BEGIN SUPPLIED MATERIAL

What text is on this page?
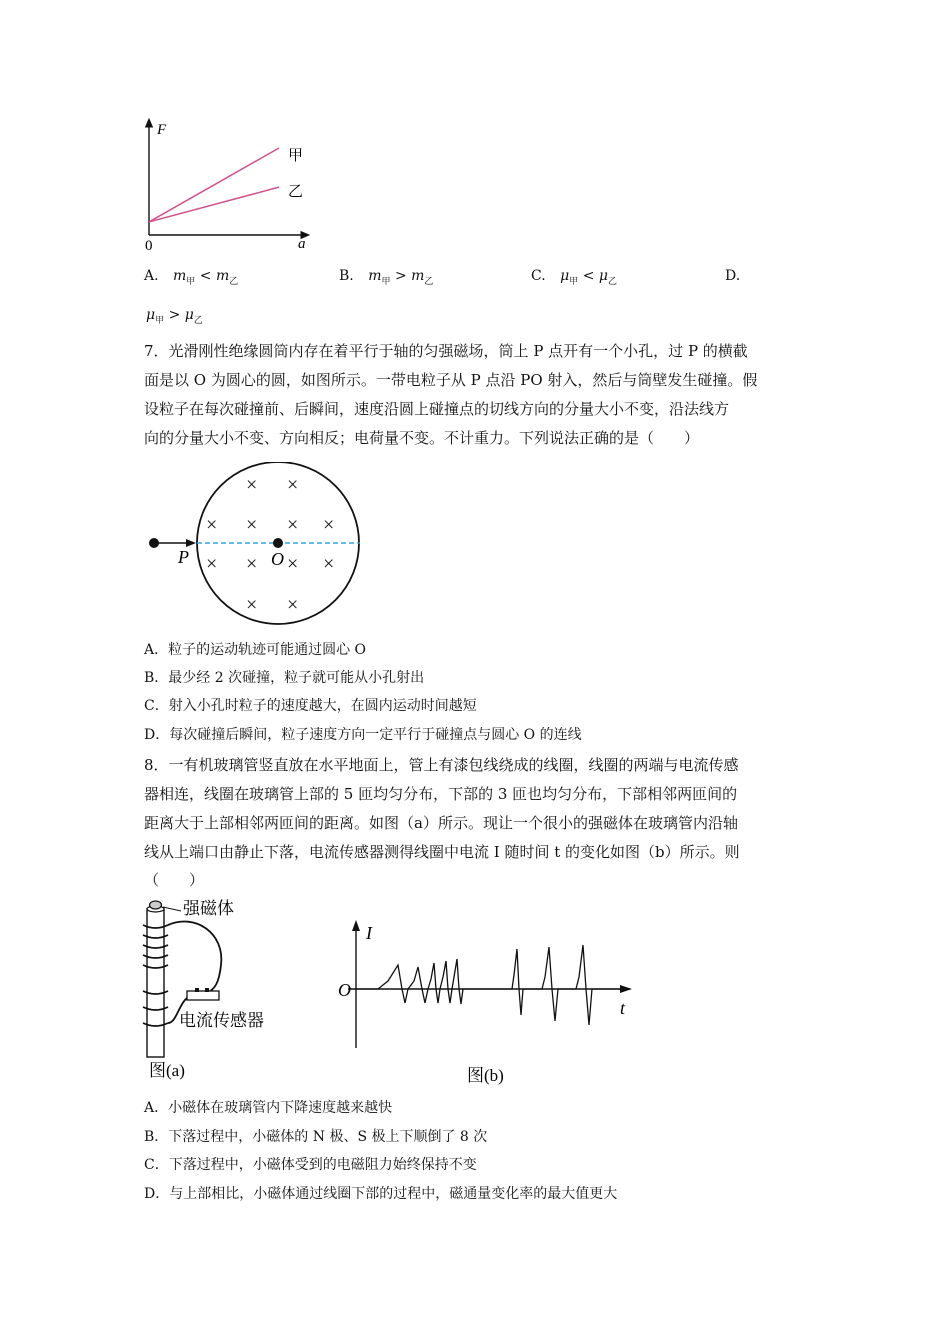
F
a
0
甲
乙
A. $m_甲 < m_乙$	B. $m_甲 > m_乙$	C. $\mu_甲 < \mu_乙$	D.
$\mu_甲 > \mu_乙$
7．光滑刚性绝缘圆筒内存在着平行于轴的匀强磁场，筒上 P 点开有一个小孔，过 P 的横截
面是以 O 为圆心的圆，如图所示。一带电粒子从 P 点沿 PO 射入，然后与筒壁发生碰撞。假
设粒子在每次碰撞前、后瞬间，速度沿圆上碰撞点的切线方向的分量大小不变，沿法线方
向的分量大小不变、方向相反；电荷量不变。不计重力。下列说法正确的是（　　）
P	O
× ×
× × × ×
× × × ×
× ×
A．粒子的运动轨迹可能通过圆心 O
B．最少经 2 次碰撞，粒子就可能从小孔射出
C．射入小孔时粒子的速度越大，在圆内运动时间越短
D．每次碰撞后瞬间，粒子速度方向一定平行于碰撞点与圆心 O 的连线
8．一有机玻璃管竖直放在水平地面上，管上有漆包线绕成的线圈，线圈的两端与电流传感
器相连，线圈在玻璃管上部的 5 匝均匀分布，下部的 3 匝也均匀分布，下部相邻两匝间的
距离大于上部相邻两匝间的距离。如图（a）所示。现让一个很小的强磁体在玻璃管内沿轴
线从上端口由静止下落，电流传感器测得线圈中电流 I 随时间 t 的变化如图（b）所示。则
（　　）
强磁体
电流传感器
图(a)
I
t
O
图(b)
A．小磁体在玻璃管内下降速度越来越快
B．下落过程中，小磁体的 N 极、S 极上下顺倒了 8 次
C．下落过程中，小磁体受到的电磁阻力始终保持不变
D．与上部相比，小磁体通过线圈下部的过程中，磁通量变化率的最大值更大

END SUPPLIED MATERIAL

### WHAT YOU WILL DO:
Repeat the material above in full and exactly, apart from the pictures.

### TASK SOLUTION:
What text is on this page?
F
a
0
甲
乙
A. $m_甲 < m_乙$	B. $m_甲 > m_乙$	C. $\mu_甲 < \mu_乙$	D.
$\mu_甲 > \mu_乙$
7．光滑刚性绝缘圆筒内存在着平行于轴的匀强磁场，筒上 P 点开有一个小孔，过 P 的横截
面是以 O 为圆心的圆，如图所示。一带电粒子从 P 点沿 PO 射入，然后与筒壁发生碰撞。假
设粒子在每次碰撞前、后瞬间，速度沿圆上碰撞点的切线方向的分量大小不变，沿法线方
向的分量大小不变、方向相反；电荷量不变。不计重力。下列说法正确的是（　　）
P	O
× ×
× × × ×
× × × ×
× ×
A．粒子的运动轨迹可能通过圆心 O
B．最少经 2 次碰撞，粒子就可能从小孔射出
C．射入小孔时粒子的速度越大，在圆内运动时间越短
D．每次碰撞后瞬间，粒子速度方向一定平行于碰撞点与圆心 O 的连线
8．一有机玻璃管竖直放在水平地面上，管上有漆包线绕成的线圈，线圈的两端与电流传感
器相连，线圈在玻璃管上部的 5 匝均匀分布，下部的 3 匝也均匀分布，下部相邻两匝间的
距离大于上部相邻两匝间的距离。如图（a）所示。现让一个很小的强磁体在玻璃管内沿轴
线从上端口由静止下落，电流传感器测得线圈中电流 I 随时间 t 的变化如图（b）所示。则
（　　）
强磁体
电流传感器
图(a)
I
t
O
图(b)
A．小磁体在玻璃管内下降速度越来越快
B．下落过程中，小磁体的 N 极、S 极上下顺倒了 8 次
C．下落过程中，小磁体受到的电磁阻力始终保持不变
D．与上部相比，小磁体通过线圈下部的过程中，磁通量变化率的最大值更大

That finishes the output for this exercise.